*PROBLEM DESCRIPTION*
Filter the lines below, copying only those with the string "frac".

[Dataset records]
>> BEGIN

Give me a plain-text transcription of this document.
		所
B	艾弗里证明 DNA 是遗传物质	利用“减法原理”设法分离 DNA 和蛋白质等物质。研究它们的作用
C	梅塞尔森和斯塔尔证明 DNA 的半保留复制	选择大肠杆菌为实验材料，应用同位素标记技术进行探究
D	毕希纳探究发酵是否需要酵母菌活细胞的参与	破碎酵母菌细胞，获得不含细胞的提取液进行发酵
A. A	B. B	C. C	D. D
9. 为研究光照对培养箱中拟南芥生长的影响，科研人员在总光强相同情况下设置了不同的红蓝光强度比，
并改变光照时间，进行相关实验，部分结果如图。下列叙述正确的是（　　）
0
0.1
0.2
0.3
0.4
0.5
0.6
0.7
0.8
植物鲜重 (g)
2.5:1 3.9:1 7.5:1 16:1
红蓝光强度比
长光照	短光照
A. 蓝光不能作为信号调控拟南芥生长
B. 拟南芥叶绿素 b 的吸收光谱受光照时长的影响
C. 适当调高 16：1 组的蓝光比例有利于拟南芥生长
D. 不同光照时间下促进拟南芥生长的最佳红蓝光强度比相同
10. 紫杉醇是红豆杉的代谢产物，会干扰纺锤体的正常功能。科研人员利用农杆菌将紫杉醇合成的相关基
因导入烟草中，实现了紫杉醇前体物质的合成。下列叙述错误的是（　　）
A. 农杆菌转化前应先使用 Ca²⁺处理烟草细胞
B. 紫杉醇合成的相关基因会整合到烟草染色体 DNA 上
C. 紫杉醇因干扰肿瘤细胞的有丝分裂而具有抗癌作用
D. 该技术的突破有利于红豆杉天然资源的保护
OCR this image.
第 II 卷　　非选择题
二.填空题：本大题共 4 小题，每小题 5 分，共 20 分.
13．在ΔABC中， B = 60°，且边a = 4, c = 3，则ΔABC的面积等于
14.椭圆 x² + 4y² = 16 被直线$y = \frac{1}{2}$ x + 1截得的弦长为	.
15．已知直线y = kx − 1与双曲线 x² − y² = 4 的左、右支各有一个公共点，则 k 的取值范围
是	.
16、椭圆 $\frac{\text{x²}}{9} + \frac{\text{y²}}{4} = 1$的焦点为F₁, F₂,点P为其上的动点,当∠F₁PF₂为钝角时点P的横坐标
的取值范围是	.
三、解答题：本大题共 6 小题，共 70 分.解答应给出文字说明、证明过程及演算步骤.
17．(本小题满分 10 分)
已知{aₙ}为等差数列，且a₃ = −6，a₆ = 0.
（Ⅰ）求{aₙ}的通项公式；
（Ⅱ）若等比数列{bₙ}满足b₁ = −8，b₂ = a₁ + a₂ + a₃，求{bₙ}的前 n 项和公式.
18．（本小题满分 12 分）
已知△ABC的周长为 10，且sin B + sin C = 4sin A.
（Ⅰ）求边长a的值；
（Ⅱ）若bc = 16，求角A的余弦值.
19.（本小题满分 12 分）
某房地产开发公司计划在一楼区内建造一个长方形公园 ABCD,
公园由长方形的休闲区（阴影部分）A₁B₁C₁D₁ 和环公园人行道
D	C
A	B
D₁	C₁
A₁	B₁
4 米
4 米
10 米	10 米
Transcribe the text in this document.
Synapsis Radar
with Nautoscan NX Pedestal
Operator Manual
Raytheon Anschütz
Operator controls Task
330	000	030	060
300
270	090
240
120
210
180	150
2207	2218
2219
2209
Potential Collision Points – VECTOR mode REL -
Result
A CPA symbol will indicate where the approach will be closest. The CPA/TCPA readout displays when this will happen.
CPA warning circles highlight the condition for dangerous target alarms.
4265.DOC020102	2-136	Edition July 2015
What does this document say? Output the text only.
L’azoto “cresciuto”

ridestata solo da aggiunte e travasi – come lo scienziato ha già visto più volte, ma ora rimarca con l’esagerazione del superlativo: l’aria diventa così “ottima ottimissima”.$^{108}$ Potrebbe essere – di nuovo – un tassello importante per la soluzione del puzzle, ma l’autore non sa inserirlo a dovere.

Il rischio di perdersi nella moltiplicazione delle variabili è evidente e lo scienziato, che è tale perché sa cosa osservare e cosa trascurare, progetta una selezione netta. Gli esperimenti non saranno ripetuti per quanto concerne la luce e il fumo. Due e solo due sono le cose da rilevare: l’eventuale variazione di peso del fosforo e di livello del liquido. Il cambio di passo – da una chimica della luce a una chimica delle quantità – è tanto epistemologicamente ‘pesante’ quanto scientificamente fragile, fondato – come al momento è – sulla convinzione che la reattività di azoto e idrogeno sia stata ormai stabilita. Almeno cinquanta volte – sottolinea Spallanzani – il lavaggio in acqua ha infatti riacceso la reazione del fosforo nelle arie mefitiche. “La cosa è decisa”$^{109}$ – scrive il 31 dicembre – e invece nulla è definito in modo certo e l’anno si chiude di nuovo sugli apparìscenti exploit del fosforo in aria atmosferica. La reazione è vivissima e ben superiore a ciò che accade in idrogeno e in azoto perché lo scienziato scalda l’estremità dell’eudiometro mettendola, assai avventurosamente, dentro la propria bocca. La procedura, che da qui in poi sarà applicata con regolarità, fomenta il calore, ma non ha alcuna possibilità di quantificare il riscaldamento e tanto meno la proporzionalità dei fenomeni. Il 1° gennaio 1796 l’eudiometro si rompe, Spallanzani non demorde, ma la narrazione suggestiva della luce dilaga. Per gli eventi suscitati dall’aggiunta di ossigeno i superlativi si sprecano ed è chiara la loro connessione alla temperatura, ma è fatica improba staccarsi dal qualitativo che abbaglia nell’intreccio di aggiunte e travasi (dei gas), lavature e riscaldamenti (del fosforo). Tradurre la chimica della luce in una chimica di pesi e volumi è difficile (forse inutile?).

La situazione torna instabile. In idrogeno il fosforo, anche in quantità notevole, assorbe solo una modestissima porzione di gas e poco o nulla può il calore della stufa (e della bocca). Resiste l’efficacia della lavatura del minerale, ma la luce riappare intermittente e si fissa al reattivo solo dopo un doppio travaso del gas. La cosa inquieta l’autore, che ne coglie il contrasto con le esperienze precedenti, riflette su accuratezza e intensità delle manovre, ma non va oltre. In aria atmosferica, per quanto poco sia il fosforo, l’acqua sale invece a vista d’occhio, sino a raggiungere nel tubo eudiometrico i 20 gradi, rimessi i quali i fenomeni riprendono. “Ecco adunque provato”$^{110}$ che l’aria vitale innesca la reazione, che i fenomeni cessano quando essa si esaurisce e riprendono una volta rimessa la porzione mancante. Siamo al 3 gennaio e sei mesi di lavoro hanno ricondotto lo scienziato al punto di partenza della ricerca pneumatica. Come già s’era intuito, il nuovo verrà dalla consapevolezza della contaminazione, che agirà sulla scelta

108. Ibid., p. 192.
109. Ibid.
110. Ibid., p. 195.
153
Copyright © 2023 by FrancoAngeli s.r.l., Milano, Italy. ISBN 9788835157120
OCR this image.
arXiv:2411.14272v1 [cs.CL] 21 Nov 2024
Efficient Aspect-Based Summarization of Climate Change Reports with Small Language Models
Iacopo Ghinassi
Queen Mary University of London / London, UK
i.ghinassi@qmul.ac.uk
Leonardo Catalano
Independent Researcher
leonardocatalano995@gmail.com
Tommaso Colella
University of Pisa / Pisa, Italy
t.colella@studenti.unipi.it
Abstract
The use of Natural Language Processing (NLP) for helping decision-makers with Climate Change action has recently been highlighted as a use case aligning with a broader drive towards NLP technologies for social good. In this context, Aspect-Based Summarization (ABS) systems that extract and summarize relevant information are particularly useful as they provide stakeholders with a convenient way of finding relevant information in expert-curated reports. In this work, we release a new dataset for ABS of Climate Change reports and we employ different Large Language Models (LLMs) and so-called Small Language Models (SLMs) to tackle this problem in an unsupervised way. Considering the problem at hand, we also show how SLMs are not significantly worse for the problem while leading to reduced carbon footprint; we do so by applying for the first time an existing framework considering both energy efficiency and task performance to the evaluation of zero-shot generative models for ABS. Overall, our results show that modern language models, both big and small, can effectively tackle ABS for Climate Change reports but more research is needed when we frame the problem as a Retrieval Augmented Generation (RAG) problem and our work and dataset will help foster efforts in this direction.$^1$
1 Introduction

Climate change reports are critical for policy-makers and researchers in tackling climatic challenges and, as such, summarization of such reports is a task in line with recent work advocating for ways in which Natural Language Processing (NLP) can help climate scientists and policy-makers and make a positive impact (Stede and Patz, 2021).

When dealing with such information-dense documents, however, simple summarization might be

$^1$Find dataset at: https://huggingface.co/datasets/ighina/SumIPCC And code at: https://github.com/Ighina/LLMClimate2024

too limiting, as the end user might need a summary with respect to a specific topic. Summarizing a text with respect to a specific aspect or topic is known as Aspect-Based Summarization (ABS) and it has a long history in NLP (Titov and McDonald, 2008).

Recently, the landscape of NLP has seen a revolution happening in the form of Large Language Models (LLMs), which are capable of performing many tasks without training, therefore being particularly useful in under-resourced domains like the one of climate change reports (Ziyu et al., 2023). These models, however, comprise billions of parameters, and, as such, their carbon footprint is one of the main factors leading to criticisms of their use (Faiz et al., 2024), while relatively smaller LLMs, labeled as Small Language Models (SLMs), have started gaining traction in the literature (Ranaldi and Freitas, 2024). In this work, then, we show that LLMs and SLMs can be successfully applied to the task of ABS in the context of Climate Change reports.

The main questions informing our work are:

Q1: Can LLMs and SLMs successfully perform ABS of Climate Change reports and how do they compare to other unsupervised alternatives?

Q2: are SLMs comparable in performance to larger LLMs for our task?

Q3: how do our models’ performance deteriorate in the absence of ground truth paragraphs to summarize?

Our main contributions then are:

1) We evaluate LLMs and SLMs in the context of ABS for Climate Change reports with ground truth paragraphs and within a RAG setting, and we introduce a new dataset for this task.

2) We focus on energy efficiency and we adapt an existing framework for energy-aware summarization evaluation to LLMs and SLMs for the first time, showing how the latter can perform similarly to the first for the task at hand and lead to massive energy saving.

>> END

*EXERCISE ANSWER*
14.椭圆 x² + 4y² = 16 被直线$y = \frac{1}{2}$ x + 1截得的弦长为	.
16、椭圆 $\frac{\text{x²}}{9} + \frac{\text{y²}}{4} = 1$的焦点为F₁, F₂,点P为其上的动点,当∠F₁PF₂为钝角时点P的横坐标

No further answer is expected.